◆ **EXERCISE**: Restate all the material verbatim, except for the pictures.

◆ **DATA FOR PROCESSING**:

>>>

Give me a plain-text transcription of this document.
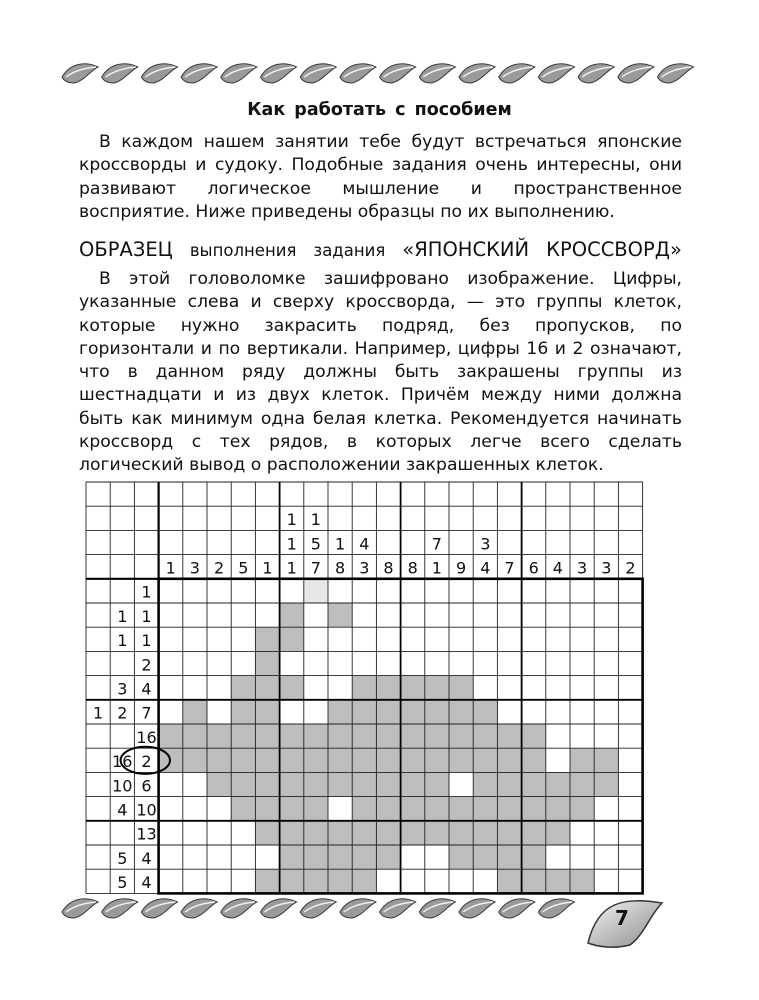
Как работать с пособием

В каждом нашем занятии тебе будут встречаться японские кроссворды и судоку. Подобные задания очень интересны, они развивают логическое мышление и пространственное восприятие. Ниже приведены образцы по их выполнению.

ОБРАЗЕЦ выполнения задания «ЯПОНСКИЙ КРОССВОРД»

В этой головоломке зашифровано изображение. Цифры, указанные слева и сверху кроссворда, — это группы клеток, которые нужно закрасить подряд, без пропусков, по горизонтали и по вертикали. Например, цифры 16 и 2 означают, что в данном ряду должны быть закрашены группы из шестнадцати и из двух клеток. Причём между ними должна быть как минимум одна белая клетка. Рекомендуется начинать кроссворд с тех рядов, в которых легче всего сделать логический вывод о расположении закрашенных клеток.

1 3 2 5 1
1
1
1
1
5
7
1
8
4
3 8 8
7
1 9
3
4 7 6 4 3 3 2
1
1 1
1 1
2
3 4
1 2 7
16
16 2
10 6
4 10
13
5 4
5 4
7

<<<

◆ **RESULT**:
Give me a plain-text transcription of this document.
Как работать с пособием

В каждом нашем занятии тебе будут встречаться японские кроссворды и судоку. Подобные задания очень интересны, они развивают логическое мышление и пространственное восприятие. Ниже приведены образцы по их выполнению.

ОБРАЗЕЦ выполнения задания «ЯПОНСКИЙ КРОССВОРД»

В этой головоломке зашифровано изображение. Цифры, указанные слева и сверху кроссворда, — это группы клеток, которые нужно закрасить подряд, без пропусков, по горизонтали и по вертикали. Например, цифры 16 и 2 означают, что в данном ряду должны быть закрашены группы из шестнадцати и из двух клеток. Причём между ними должна быть как минимум одна белая клетка. Рекомендуется начинать кроссворд с тех рядов, в которых легче всего сделать логический вывод о расположении закрашенных клеток.

1 3 2 5 1
1
1
1
1
5
7
1
8
4
3 8 8
7
1 9
3
4 7 6 4 3 3 2
1
1 1
1 1
2
3 4
1 2 7
16
16 2
10 6
4 10
13
5 4
5 4
7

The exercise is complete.